• Aim:
Find every line in the records below that holds the word "merasa", and copy it out.

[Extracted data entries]
────────────────────────────────────────
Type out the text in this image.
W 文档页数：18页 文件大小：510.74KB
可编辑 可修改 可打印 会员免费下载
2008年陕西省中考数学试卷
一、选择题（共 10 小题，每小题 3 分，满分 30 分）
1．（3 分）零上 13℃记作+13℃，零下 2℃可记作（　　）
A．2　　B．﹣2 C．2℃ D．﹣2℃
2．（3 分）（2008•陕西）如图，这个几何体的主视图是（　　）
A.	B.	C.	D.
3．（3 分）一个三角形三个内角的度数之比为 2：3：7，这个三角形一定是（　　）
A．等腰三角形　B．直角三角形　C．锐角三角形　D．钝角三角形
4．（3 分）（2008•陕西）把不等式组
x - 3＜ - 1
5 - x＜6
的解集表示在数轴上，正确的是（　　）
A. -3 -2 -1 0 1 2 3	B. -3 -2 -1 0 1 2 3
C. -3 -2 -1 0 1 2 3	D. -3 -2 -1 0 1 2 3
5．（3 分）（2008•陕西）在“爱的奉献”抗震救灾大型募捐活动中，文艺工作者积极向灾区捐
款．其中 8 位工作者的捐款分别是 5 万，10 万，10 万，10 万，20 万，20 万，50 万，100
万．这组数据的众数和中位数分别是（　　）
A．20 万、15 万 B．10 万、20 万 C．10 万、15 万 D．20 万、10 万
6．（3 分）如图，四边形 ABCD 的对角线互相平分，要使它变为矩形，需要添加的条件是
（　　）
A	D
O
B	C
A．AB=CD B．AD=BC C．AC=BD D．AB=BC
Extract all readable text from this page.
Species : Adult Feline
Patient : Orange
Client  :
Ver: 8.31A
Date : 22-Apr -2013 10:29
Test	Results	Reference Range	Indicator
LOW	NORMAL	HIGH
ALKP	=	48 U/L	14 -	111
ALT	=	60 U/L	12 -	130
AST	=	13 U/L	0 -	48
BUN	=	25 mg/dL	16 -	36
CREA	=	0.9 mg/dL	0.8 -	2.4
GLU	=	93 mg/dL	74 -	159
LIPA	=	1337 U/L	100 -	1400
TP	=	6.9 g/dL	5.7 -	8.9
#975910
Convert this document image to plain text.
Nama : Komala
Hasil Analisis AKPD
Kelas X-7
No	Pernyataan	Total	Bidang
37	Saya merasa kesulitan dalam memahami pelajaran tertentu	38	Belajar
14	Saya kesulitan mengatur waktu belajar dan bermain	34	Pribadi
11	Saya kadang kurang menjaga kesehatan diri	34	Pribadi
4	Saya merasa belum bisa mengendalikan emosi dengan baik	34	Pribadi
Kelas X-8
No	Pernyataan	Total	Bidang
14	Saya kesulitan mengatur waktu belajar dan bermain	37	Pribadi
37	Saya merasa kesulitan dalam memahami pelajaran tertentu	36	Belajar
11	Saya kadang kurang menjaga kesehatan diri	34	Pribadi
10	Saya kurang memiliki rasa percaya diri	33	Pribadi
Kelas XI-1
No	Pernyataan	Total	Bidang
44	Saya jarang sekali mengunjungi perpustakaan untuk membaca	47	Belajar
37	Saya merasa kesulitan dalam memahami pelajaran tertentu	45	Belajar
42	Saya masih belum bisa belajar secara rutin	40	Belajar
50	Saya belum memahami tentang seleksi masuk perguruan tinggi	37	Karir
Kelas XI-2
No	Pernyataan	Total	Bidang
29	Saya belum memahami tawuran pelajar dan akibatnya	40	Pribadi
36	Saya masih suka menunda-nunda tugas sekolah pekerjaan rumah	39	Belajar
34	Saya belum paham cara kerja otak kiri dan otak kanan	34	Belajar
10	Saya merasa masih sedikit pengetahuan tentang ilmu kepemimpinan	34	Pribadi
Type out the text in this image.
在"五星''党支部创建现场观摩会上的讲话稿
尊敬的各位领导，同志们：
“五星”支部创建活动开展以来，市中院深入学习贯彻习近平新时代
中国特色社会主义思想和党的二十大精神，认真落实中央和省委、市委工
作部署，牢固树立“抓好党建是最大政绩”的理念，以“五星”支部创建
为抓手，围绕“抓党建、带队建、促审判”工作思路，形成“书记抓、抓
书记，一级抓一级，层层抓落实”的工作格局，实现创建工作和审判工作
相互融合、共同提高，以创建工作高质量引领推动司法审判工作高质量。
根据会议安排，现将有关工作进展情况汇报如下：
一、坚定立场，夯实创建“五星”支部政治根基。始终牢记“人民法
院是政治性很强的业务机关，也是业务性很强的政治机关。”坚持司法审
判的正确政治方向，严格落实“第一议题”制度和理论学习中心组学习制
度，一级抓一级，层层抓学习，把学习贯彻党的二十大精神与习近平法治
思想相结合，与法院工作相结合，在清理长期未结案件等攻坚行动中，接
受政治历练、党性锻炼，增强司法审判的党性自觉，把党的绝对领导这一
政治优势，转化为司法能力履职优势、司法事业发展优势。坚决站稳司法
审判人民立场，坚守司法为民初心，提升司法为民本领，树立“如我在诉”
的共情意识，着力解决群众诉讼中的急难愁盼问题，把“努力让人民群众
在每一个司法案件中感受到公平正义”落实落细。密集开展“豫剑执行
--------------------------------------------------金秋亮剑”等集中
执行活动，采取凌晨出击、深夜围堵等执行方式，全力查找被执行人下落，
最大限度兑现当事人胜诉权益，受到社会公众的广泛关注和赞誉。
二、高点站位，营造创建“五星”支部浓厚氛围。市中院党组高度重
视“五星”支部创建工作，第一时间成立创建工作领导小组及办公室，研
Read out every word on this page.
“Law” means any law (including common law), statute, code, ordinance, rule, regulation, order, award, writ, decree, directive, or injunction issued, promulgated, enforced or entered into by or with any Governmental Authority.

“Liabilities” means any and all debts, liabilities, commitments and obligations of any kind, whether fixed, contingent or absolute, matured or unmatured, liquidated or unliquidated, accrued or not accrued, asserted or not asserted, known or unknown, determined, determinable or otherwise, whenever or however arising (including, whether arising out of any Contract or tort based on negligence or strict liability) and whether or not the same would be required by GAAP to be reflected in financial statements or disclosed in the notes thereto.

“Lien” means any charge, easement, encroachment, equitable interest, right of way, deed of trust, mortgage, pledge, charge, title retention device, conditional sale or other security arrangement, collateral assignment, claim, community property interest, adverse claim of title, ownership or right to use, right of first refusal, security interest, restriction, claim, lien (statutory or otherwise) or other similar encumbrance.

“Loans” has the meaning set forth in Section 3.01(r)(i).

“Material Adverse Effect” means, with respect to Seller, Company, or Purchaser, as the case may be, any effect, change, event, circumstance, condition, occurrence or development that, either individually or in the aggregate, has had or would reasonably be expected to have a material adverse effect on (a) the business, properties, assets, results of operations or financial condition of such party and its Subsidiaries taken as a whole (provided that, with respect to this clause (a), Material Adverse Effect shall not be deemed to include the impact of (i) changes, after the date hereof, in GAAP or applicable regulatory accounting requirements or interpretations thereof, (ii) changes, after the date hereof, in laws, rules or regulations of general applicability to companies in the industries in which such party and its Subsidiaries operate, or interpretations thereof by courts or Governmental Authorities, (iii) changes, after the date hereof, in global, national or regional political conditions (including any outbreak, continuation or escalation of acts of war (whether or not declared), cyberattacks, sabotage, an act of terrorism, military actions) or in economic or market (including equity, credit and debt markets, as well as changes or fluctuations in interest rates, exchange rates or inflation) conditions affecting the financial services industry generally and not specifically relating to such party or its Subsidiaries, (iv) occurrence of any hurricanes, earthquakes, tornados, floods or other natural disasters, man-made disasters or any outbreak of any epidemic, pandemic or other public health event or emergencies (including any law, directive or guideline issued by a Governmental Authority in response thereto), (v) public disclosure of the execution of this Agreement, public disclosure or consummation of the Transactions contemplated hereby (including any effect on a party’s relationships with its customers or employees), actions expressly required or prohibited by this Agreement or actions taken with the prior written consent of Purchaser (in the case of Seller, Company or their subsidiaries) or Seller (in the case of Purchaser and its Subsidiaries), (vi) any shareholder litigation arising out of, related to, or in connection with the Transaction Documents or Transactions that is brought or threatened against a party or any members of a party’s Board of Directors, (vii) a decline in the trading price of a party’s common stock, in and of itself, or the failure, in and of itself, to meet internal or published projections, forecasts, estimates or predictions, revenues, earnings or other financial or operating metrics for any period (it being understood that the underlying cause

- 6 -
────────────────────────────────────────
• Final answer:
37	Saya merasa kesulitan dalam memahami pelajaran tertentu	38	Belajar
4	Saya merasa belum bisa mengendalikan emosi dengan baik	34	Pribadi
37	Saya merasa kesulitan dalam memahami pelajaran tertentu	36	Belajar
37	Saya merasa kesulitan dalam memahami pelajaran tertentu	45	Belajar
10	Saya merasa masih sedikit pengetahuan tentang ilmu kepemimpinan	34	Pribadi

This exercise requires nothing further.